## [AIM]
Gather the lines that hold the string "ЖЕНЩИН".

↓↓↓

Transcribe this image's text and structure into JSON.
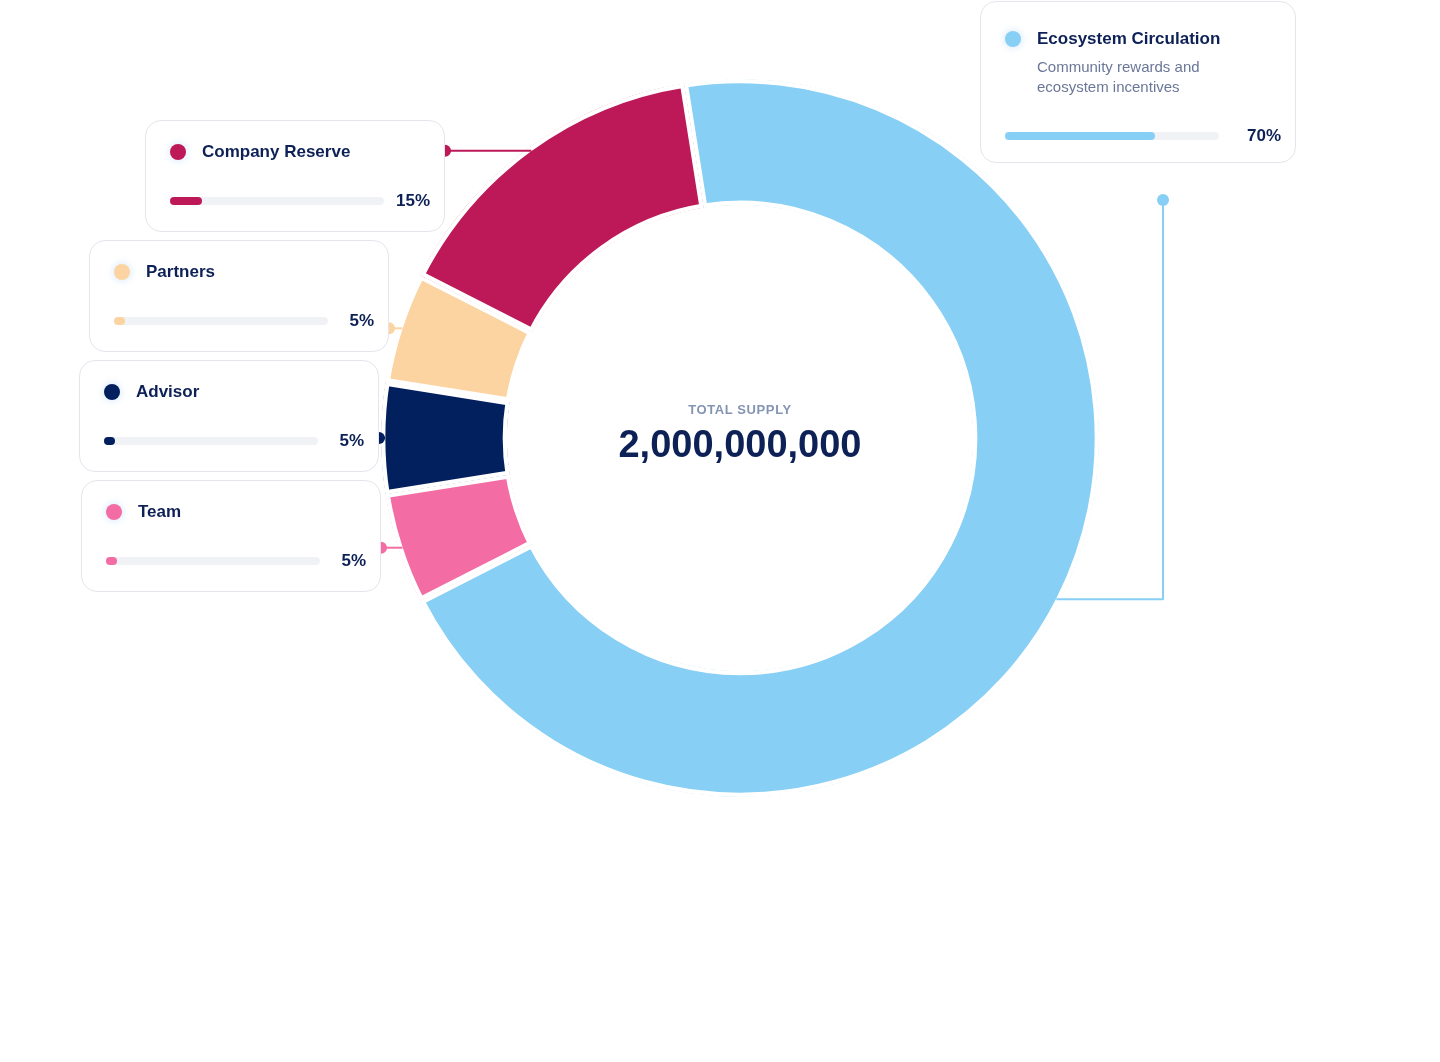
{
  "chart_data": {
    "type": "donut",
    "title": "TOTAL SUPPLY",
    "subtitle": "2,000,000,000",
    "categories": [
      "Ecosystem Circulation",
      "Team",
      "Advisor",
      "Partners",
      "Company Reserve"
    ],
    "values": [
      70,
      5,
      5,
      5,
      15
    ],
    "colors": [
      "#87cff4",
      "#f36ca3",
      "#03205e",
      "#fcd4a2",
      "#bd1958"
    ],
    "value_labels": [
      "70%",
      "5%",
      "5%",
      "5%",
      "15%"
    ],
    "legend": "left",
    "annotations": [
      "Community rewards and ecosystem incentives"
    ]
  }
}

↑↑↑
↓↓↓

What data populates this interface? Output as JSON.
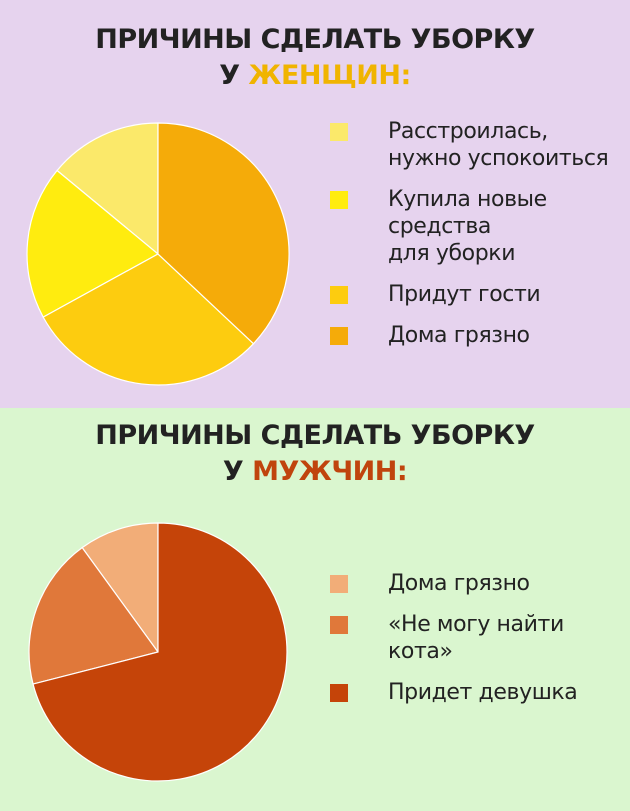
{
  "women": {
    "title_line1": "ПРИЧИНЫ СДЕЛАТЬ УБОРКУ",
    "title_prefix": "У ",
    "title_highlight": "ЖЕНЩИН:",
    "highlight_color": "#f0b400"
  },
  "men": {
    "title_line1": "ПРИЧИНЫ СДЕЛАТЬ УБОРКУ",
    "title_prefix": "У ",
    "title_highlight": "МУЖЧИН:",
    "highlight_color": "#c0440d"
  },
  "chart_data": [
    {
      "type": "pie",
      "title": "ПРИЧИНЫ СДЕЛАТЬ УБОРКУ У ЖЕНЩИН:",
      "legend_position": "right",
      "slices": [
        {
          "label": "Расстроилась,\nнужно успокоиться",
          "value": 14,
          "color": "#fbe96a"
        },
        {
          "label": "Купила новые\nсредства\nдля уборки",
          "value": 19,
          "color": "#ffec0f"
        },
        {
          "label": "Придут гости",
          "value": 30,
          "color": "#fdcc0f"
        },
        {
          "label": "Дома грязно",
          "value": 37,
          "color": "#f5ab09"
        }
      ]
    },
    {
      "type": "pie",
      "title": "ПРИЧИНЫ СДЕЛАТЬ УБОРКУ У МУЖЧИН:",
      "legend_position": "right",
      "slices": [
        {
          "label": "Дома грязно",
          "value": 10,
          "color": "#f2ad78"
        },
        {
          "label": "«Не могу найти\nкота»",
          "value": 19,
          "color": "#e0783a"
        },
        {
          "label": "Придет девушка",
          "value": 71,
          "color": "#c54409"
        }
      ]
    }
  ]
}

↑↑↑

## [TASK ANSWER]
    "title_highlight": "ЖЕНЩИН:",
      "title": "ПРИЧИНЫ СДЕЛАТЬ УБОРКУ У ЖЕНЩИН:",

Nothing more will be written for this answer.